Short task 1: Extract the forum thread about a stuck Starrett protractor square and reproduce every line of it exactly.

##### Extract provided #####

# Starrett Protractor Square Stuck Tight



## LoyalAppleGeek (Dec 14, 2015)

Greetings and salutations Lumberjocks!

I recently acquired a 3 piece Starrett Combination Square set with 24" blade for free! It's in pretty good shape, just a little clean up is needed. I can't for the life of me unstick the protractor though. It doesn't look corroded where it rotates, but no amount of oil and pressure I can safely apply seems to be helping. Any ideas?

Thank you!


----------



## TungOil (Jan 16, 2017)

One of my combinations squares sticks like that also. I find that if I unscrew the knurled knob a turn or two then push it down very hard towards the rule it will loosen up. it can take quite a bit of force to break it free. In my case, the little tab that rides in the groove of the rule is damaged and tends to stick/jam. Worth a try.


----------



## bc4393 (Apr 10, 2015)

Take that thumbscrew out that you can see the end of in your pic that holds the rotation. You should be able to push out the circular insert in the center of the protractor. Sometimes it takes a bit of oomph. Make sure you have the stem completely removed that grabs the blade first. I'm assuming it rotates. If it doesn't even do that soak it with kraxit and let it sit overnight. Free up the rotation first using the blade as leverage. Then pop it out. I've cleaned up more of those than I can remember. That one doesn't look too bad.


----------



## LoyalAppleGeek (Dec 14, 2015)

I've tried all of the above, including using the blade as leverage. Looks like a soak is in order! Thanks guys


----------



## wormil (Nov 19, 2011)

If all else fails, heat. It would be my last resort because those rules are hardened steel and it could throw them out of whack or even ruin the temper. But at some point you have nothing to lose.


----------



## MrRon (Jul 9, 2009)

You might try contacting customer service at Starrett. They might be able to tell you how to free it up.


----------



## LoyalAppleGeek (Dec 14, 2015)

Customer Service isn't a bad idea. I'll give that a try.


----------

##### Given records #####

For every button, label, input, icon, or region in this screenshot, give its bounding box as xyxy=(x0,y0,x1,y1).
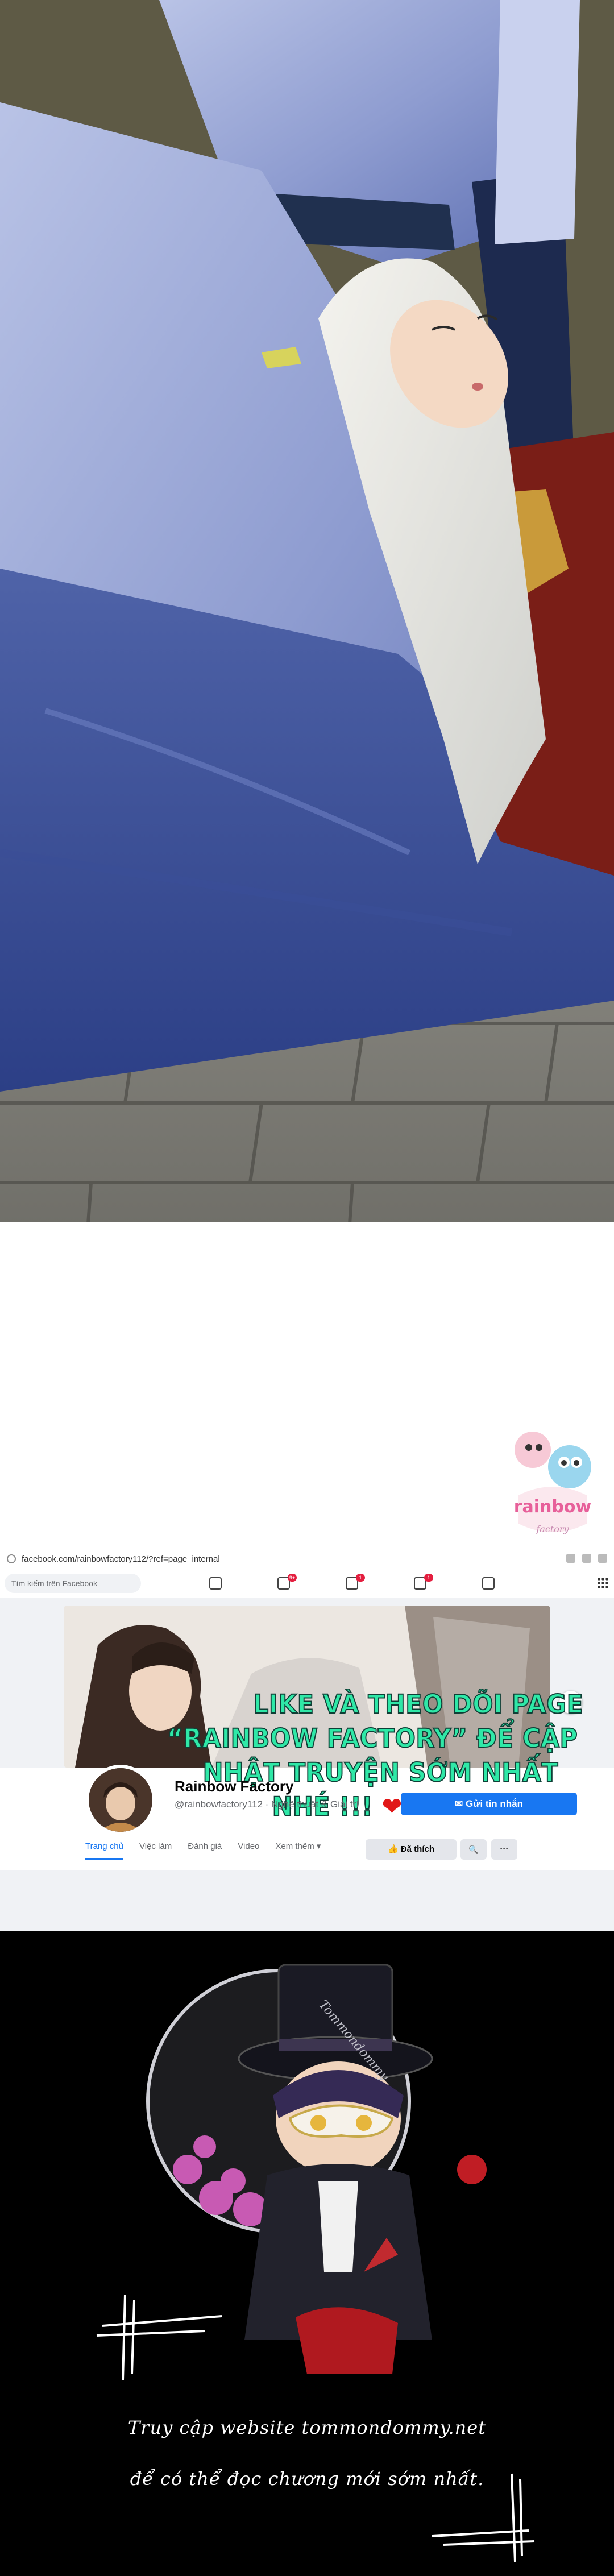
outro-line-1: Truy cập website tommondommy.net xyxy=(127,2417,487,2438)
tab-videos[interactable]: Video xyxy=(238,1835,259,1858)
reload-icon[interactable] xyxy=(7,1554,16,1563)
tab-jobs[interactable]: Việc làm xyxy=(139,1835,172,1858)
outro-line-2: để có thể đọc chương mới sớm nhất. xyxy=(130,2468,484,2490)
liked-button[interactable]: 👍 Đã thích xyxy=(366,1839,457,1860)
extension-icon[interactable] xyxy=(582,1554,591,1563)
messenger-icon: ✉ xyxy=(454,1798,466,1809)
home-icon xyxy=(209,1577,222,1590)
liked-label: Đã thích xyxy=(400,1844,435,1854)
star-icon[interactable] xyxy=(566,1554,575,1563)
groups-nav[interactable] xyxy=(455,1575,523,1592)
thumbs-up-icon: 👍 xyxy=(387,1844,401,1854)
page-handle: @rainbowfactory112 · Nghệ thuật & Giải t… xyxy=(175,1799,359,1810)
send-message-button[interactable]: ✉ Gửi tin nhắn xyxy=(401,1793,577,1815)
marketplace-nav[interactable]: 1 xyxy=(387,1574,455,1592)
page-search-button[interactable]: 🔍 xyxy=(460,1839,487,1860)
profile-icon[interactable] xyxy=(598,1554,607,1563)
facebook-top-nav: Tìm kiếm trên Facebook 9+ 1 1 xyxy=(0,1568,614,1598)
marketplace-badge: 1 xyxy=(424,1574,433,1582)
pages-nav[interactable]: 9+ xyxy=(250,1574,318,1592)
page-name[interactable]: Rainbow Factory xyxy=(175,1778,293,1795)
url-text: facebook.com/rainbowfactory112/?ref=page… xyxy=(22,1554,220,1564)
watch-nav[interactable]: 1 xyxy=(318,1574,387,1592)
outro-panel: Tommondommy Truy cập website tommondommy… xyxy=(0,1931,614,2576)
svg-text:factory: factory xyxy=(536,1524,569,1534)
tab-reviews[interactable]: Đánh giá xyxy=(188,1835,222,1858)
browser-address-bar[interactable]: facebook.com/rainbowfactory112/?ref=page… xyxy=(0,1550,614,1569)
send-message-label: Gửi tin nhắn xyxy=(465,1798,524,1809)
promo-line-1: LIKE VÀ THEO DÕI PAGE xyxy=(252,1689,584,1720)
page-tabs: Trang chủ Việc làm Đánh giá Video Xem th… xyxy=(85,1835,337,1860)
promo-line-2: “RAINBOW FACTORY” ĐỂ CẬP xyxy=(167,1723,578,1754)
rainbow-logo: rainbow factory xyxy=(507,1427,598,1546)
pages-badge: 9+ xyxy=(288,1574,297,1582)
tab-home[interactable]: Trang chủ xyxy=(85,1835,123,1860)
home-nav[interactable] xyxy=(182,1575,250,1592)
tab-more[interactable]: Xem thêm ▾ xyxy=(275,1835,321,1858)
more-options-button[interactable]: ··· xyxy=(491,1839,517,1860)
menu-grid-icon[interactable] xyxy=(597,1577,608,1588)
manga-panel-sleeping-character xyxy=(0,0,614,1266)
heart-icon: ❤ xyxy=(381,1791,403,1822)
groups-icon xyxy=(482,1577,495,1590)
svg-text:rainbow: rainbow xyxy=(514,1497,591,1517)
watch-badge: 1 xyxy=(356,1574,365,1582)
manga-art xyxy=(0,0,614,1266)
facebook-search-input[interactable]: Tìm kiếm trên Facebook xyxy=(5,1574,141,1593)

#####

Short task 2: In the records, take the lines starting with the one containing "outro-line-1: Truy cập" and going on through the one containing "star-icon[interactable] xyxy=(566,1554,575,1563)", and update them by replacing "liked" with "favorited", with nothing else changed. Return only those lines.

Worked answer 1:
# Starrett Protractor Square Stuck Tight



## LoyalAppleGeek (Dec 14, 2015)

Greetings and salutations Lumberjocks!

I recently acquired a 3 piece Starrett Combination Square set with 24" blade for free! It's in pretty good shape, just a little clean up is needed. I can't for the life of me unstick the protractor though. It doesn't look corroded where it rotates, but no amount of oil and pressure I can safely apply seems to be helping. Any ideas?

Thank you!


----------



## TungOil (Jan 16, 2017)

One of my combinations squares sticks like that also. I find that if I unscrew the knurled knob a turn or two then push it down very hard towards the rule it will loosen up. it can take quite a bit of force to break it free. In my case, the little tab that rides in the groove of the rule is damaged and tends to stick/jam. Worth a try.


----------



## bc4393 (Apr 10, 2015)

Take that thumbscrew out that you can see the end of in your pic that holds the rotation. You should be able to push out the circular insert in the center of the protractor. Sometimes it takes a bit of oomph. Make sure you have the stem completely removed that grabs the blade first. I'm assuming it rotates. If it doesn't even do that soak it with kraxit and let it sit overnight. Free up the rotation first using the blade as leverage. Then pop it out. I've cleaned up more of those than I can remember. That one doesn't look too bad.


----------



## LoyalAppleGeek (Dec 14, 2015)

I've tried all of the above, including using the blade as leverage. Looks like a soak is in order! Thanks guys


----------



## wormil (Nov 19, 2011)

If all else fails, heat. It would be my last resort because those rules are hardened steel and it could throw them out of whack or even ruin the temper. But at some point you have nothing to lose.


----------



## MrRon (Jul 9, 2009)

You might try contacting customer service at Starrett. They might be able to tell you how to free it up.


----------



## LoyalAppleGeek (Dec 14, 2015)

Customer Service isn't a bad idea. I'll give that a try.


----------

Worked answer 2:
outro-line-1: Truy cập website tommondommy.net xyxy=(127,2417,487,2438)
tab-videos[interactable]: Video xyxy=(238,1835,259,1858)
reload-icon[interactable] xyxy=(7,1554,16,1563)
tab-jobs[interactable]: Việc làm xyxy=(139,1835,172,1858)
outro-line-2: để có thể đọc chương mới sớm nhất. xyxy=(130,2468,484,2490)
favorited-button[interactable]: 👍 Đã thích xyxy=(366,1839,457,1860)
extension-icon[interactable] xyxy=(582,1554,591,1563)
messenger-icon: ✉ xyxy=(454,1798,466,1809)
home-icon xyxy=(209,1577,222,1590)
favorited-label: Đã thích xyxy=(400,1844,435,1854)
star-icon[interactable] xyxy=(566,1554,575,1563)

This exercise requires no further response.